------ Data shown ------
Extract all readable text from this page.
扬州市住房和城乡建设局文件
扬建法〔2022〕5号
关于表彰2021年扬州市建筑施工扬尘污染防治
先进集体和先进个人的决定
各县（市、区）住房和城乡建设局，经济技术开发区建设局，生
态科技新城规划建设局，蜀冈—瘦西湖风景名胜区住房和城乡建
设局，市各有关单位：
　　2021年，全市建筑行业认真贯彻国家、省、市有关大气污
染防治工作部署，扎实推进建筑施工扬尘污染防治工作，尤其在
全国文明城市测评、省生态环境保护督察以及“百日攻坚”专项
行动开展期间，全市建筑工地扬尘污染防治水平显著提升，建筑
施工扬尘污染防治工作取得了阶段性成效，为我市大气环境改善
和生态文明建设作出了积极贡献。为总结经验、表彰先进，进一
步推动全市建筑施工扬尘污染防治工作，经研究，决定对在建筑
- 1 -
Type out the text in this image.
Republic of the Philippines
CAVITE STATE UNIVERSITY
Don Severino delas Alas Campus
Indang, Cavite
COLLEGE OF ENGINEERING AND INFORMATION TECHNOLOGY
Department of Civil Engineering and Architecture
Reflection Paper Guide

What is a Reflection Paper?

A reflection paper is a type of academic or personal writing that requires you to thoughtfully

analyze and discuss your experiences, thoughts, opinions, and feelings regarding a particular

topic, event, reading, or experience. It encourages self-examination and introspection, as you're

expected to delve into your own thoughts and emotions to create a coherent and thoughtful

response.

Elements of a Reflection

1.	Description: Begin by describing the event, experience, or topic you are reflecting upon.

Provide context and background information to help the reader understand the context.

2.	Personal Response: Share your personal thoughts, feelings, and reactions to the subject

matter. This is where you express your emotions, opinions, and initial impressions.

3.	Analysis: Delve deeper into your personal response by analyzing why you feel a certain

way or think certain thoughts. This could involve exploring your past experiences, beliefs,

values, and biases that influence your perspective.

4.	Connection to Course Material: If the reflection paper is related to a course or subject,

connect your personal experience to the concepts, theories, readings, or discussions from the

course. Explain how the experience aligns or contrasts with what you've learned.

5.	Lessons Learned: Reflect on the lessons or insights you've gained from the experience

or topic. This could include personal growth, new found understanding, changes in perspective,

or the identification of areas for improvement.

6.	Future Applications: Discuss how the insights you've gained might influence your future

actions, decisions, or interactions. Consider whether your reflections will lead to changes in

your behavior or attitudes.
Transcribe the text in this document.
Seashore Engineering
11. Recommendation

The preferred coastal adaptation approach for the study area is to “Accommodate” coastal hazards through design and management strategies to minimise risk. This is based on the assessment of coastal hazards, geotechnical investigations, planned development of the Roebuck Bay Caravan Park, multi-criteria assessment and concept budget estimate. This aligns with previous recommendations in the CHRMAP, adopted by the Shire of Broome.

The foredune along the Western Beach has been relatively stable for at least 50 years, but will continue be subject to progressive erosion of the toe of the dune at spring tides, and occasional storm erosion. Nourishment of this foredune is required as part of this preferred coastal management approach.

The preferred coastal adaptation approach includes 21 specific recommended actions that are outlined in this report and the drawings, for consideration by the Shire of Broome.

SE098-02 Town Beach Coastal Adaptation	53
------
Aim: Search the data for the string "insights". List each line that has it.

Exercise answer:
5.	Lessons Learned: Reflect on the lessons or insights you've gained from the experience
6.	Future Applications: Discuss how the insights you've gained might influence your future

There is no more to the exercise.